[What to produce]
Print the complete set of entries exactly.

[Collected data]
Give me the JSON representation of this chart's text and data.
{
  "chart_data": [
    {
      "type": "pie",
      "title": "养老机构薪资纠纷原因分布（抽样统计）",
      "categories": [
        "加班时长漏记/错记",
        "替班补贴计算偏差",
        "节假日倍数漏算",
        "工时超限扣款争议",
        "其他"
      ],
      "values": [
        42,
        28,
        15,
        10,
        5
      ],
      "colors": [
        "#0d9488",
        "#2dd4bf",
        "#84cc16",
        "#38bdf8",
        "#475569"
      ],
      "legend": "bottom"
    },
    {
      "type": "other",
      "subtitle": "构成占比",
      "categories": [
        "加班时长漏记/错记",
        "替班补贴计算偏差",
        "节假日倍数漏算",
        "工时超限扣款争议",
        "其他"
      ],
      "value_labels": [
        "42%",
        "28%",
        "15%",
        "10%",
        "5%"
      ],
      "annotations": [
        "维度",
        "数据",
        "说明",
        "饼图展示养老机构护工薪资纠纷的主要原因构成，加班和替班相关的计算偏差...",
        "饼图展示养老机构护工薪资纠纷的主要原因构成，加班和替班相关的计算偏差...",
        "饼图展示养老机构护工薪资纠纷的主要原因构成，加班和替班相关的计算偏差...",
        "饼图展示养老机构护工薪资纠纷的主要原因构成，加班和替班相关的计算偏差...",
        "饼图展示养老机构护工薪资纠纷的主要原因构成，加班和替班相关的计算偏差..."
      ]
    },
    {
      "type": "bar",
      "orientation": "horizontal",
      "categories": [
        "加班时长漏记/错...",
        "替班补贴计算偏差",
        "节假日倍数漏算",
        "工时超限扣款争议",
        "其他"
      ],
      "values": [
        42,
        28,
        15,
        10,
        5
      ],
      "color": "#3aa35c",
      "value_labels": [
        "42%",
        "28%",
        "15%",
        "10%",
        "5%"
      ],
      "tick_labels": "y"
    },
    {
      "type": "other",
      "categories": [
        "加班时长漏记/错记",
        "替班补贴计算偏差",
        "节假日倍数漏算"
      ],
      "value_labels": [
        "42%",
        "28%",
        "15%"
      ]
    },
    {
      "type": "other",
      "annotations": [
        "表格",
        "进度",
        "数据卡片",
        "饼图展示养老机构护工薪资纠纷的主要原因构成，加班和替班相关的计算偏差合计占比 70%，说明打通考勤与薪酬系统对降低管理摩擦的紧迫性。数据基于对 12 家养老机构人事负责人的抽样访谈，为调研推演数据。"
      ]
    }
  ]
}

[Finished exercise]
Give me the JSON representation of this chart's text and data.
{
  "chart_data": [
    {
      "type": "pie",
      "title": "养老机构薪资纠纷原因分布（抽样统计）",
      "categories": [
        "加班时长漏记/错记",
        "替班补贴计算偏差",
        "节假日倍数漏算",
        "工时超限扣款争议",
        "其他"
      ],
      "values": [
        42,
        28,
        15,
        10,
        5
      ],
      "colors": [
        "#0d9488",
        "#2dd4bf",
        "#84cc16",
        "#38bdf8",
        "#475569"
      ],
      "legend": "bottom"
    },
    {
      "type": "other",
      "subtitle": "构成占比",
      "categories": [
        "加班时长漏记/错记",
        "替班补贴计算偏差",
        "节假日倍数漏算",
        "工时超限扣款争议",
        "其他"
      ],
      "value_labels": [
        "42%",
        "28%",
        "15%",
        "10%",
        "5%"
      ],
      "annotations": [
        "维度",
        "数据",
        "说明",
        "饼图展示养老机构护工薪资纠纷的主要原因构成，加班和替班相关的计算偏差...",
        "饼图展示养老机构护工薪资纠纷的主要原因构成，加班和替班相关的计算偏差...",
        "饼图展示养老机构护工薪资纠纷的主要原因构成，加班和替班相关的计算偏差...",
        "饼图展示养老机构护工薪资纠纷的主要原因构成，加班和替班相关的计算偏差...",
        "饼图展示养老机构护工薪资纠纷的主要原因构成，加班和替班相关的计算偏差..."
      ]
    },
    {
      "type": "bar",
      "orientation": "horizontal",
      "categories": [
        "加班时长漏记/错...",
        "替班补贴计算偏差",
        "节假日倍数漏算",
        "工时超限扣款争议",
        "其他"
      ],
      "values": [
        42,
        28,
        15,
        10,
        5
      ],
      "color": "#3aa35c",
      "value_labels": [
        "42%",
        "28%",
        "15%",
        "10%",
        "5%"
      ],
      "tick_labels": "y"
    },
    {
      "type": "other",
      "categories": [
        "加班时长漏记/错记",
        "替班补贴计算偏差",
        "节假日倍数漏算"
      ],
      "value_labels": [
        "42%",
        "28%",
        "15%"
      ]
    },
    {
      "type": "other",
      "annotations": [
        "表格",
        "进度",
        "数据卡片",
        "饼图展示养老机构护工薪资纠纷的主要原因构成，加班和替班相关的计算偏差合计占比 70%，说明打通考勤与薪酬系统对降低管理摩擦的紧迫性。数据基于对 12 家养老机构人事负责人的抽样访谈，为调研推演数据。"
      ]
    }
  ]
}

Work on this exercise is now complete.